**Instruction**
Reproduce the material exactly, omitting nothing.

**Working data**
-- -- --
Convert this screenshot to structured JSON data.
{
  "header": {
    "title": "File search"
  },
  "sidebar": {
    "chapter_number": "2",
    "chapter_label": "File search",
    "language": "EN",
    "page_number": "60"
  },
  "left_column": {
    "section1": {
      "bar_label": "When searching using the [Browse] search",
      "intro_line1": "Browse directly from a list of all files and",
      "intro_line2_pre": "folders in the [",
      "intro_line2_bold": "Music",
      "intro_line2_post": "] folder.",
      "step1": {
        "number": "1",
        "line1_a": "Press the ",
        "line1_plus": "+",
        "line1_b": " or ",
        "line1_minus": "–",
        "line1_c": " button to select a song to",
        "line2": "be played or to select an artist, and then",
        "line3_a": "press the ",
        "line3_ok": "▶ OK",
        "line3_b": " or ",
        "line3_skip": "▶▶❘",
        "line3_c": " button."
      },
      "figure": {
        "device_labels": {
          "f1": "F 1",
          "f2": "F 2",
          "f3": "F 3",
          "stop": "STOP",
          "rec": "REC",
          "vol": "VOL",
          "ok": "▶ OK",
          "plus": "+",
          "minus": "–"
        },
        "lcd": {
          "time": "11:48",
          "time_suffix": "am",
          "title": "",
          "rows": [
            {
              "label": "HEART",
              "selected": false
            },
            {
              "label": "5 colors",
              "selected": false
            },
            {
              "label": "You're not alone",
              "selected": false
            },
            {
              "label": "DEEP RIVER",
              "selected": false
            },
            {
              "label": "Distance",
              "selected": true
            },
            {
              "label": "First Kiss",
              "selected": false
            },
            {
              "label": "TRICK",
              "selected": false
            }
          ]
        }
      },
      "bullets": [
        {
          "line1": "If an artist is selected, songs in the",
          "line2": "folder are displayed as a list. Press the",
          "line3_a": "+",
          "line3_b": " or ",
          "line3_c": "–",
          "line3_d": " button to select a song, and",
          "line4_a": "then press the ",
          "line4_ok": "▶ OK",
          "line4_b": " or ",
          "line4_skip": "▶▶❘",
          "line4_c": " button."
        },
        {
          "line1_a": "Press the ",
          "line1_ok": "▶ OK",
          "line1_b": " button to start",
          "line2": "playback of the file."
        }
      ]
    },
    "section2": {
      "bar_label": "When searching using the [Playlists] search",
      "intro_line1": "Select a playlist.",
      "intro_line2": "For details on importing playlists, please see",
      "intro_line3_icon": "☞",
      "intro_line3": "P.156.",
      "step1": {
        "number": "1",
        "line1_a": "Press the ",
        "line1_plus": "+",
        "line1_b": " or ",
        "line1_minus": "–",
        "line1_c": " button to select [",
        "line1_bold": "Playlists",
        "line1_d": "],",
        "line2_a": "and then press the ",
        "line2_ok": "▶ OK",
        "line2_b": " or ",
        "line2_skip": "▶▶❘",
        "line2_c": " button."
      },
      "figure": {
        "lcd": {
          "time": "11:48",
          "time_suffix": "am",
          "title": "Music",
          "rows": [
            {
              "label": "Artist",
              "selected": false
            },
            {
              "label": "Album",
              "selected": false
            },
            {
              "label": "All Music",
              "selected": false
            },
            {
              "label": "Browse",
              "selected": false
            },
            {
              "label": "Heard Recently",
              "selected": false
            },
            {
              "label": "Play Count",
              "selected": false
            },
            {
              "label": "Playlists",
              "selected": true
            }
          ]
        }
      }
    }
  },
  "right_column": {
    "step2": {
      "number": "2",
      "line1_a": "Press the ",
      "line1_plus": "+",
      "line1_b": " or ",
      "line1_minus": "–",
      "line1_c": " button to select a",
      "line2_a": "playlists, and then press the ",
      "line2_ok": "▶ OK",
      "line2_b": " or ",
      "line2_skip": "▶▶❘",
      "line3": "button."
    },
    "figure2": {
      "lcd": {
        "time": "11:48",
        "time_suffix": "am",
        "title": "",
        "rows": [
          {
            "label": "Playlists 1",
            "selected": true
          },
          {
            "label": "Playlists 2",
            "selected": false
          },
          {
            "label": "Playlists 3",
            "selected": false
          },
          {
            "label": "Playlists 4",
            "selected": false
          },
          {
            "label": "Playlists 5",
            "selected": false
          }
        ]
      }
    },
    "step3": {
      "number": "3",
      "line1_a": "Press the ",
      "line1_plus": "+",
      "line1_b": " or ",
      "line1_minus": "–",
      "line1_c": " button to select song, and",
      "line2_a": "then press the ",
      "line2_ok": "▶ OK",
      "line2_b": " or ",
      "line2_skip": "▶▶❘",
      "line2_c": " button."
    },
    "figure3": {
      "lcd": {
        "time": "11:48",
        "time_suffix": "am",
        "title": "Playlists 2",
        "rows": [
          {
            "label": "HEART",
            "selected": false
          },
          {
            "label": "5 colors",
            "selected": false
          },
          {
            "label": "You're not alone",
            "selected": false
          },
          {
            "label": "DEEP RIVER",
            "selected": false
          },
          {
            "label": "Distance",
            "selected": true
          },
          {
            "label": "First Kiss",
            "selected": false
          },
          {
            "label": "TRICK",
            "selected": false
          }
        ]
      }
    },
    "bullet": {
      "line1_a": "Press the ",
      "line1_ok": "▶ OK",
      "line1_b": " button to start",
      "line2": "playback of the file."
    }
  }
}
-- -- --
**Response**
Convert this screenshot to structured JSON data.
{
  "header": {
    "title": "File search"
  },
  "sidebar": {
    "chapter_number": "2",
    "chapter_label": "File search",
    "language": "EN",
    "page_number": "60"
  },
  "left_column": {
    "section1": {
      "bar_label": "When searching using the [Browse] search",
      "intro_line1": "Browse directly from a list of all files and",
      "intro_line2_pre": "folders in the [",
      "intro_line2_bold": "Music",
      "intro_line2_post": "] folder.",
      "step1": {
        "number": "1",
        "line1_a": "Press the ",
        "line1_plus": "+",
        "line1_b": " or ",
        "line1_minus": "–",
        "line1_c": " button to select a song to",
        "line2": "be played or to select an artist, and then",
        "line3_a": "press the ",
        "line3_ok": "▶ OK",
        "line3_b": " or ",
        "line3_skip": "▶▶❘",
        "line3_c": " button."
      },
      "figure": {
        "device_labels": {
          "f1": "F 1",
          "f2": "F 2",
          "f3": "F 3",
          "stop": "STOP",
          "rec": "REC",
          "vol": "VOL",
          "ok": "▶ OK",
          "plus": "+",
          "minus": "–"
        },
        "lcd": {
          "time": "11:48",
          "time_suffix": "am",
          "title": "",
          "rows": [
            {
              "label": "HEART",
              "selected": false
            },
            {
              "label": "5 colors",
              "selected": false
            },
            {
              "label": "You're not alone",
              "selected": false
            },
            {
              "label": "DEEP RIVER",
              "selected": false
            },
            {
              "label": "Distance",
              "selected": true
            },
            {
              "label": "First Kiss",
              "selected": false
            },
            {
              "label": "TRICK",
              "selected": false
            }
          ]
        }
      },
      "bullets": [
        {
          "line1": "If an artist is selected, songs in the",
          "line2": "folder are displayed as a list. Press the",
          "line3_a": "+",
          "line3_b": " or ",
          "line3_c": "–",
          "line3_d": " button to select a song, and",
          "line4_a": "then press the ",
          "line4_ok": "▶ OK",
          "line4_b": " or ",
          "line4_skip": "▶▶❘",
          "line4_c": " button."
        },
        {
          "line1_a": "Press the ",
          "line1_ok": "▶ OK",
          "line1_b": " button to start",
          "line2": "playback of the file."
        }
      ]
    },
    "section2": {
      "bar_label": "When searching using the [Playlists] search",
      "intro_line1": "Select a playlist.",
      "intro_line2": "For details on importing playlists, please see",
      "intro_line3_icon": "☞",
      "intro_line3": "P.156.",
      "step1": {
        "number": "1",
        "line1_a": "Press the ",
        "line1_plus": "+",
        "line1_b": " or ",
        "line1_minus": "–",
        "line1_c": " button to select [",
        "line1_bold": "Playlists",
        "line1_d": "],",
        "line2_a": "and then press the ",
        "line2_ok": "▶ OK",
        "line2_b": " or ",
        "line2_skip": "▶▶❘",
        "line2_c": " button."
      },
      "figure": {
        "lcd": {
          "time": "11:48",
          "time_suffix": "am",
          "title": "Music",
          "rows": [
            {
              "label": "Artist",
              "selected": false
            },
            {
              "label": "Album",
              "selected": false
            },
            {
              "label": "All Music",
              "selected": false
            },
            {
              "label": "Browse",
              "selected": false
            },
            {
              "label": "Heard Recently",
              "selected": false
            },
            {
              "label": "Play Count",
              "selected": false
            },
            {
              "label": "Playlists",
              "selected": true
            }
          ]
        }
      }
    }
  },
  "right_column": {
    "step2": {
      "number": "2",
      "line1_a": "Press the ",
      "line1_plus": "+",
      "line1_b": " or ",
      "line1_minus": "–",
      "line1_c": " button to select a",
      "line2_a": "playlists, and then press the ",
      "line2_ok": "▶ OK",
      "line2_b": " or ",
      "line2_skip": "▶▶❘",
      "line3": "button."
    },
    "figure2": {
      "lcd": {
        "time": "11:48",
        "time_suffix": "am",
        "title": "",
        "rows": [
          {
            "label": "Playlists 1",
            "selected": true
          },
          {
            "label": "Playlists 2",
            "selected": false
          },
          {
            "label": "Playlists 3",
            "selected": false
          },
          {
            "label": "Playlists 4",
            "selected": false
          },
          {
            "label": "Playlists 5",
            "selected": false
          }
        ]
      }
    },
    "step3": {
      "number": "3",
      "line1_a": "Press the ",
      "line1_plus": "+",
      "line1_b": " or ",
      "line1_minus": "–",
      "line1_c": " button to select song, and",
      "line2_a": "then press the ",
      "line2_ok": "▶ OK",
      "line2_b": " or ",
      "line2_skip": "▶▶❘",
      "line2_c": " button."
    },
    "figure3": {
      "lcd": {
        "time": "11:48",
        "time_suffix": "am",
        "title": "Playlists 2",
        "rows": [
          {
            "label": "HEART",
            "selected": false
          },
          {
            "label": "5 colors",
            "selected": false
          },
          {
            "label": "You're not alone",
            "selected": false
          },
          {
            "label": "DEEP RIVER",
            "selected": false
          },
          {
            "label": "Distance",
            "selected": true
          },
          {
            "label": "First Kiss",
            "selected": false
          },
          {
            "label": "TRICK",
            "selected": false
          }
        ]
      }
    },
    "bullet": {
      "line1_a": "Press the ",
      "line1_ok": "▶ OK",
      "line1_b": " button to start",
      "line2": "playback of the file."
    }
  }
}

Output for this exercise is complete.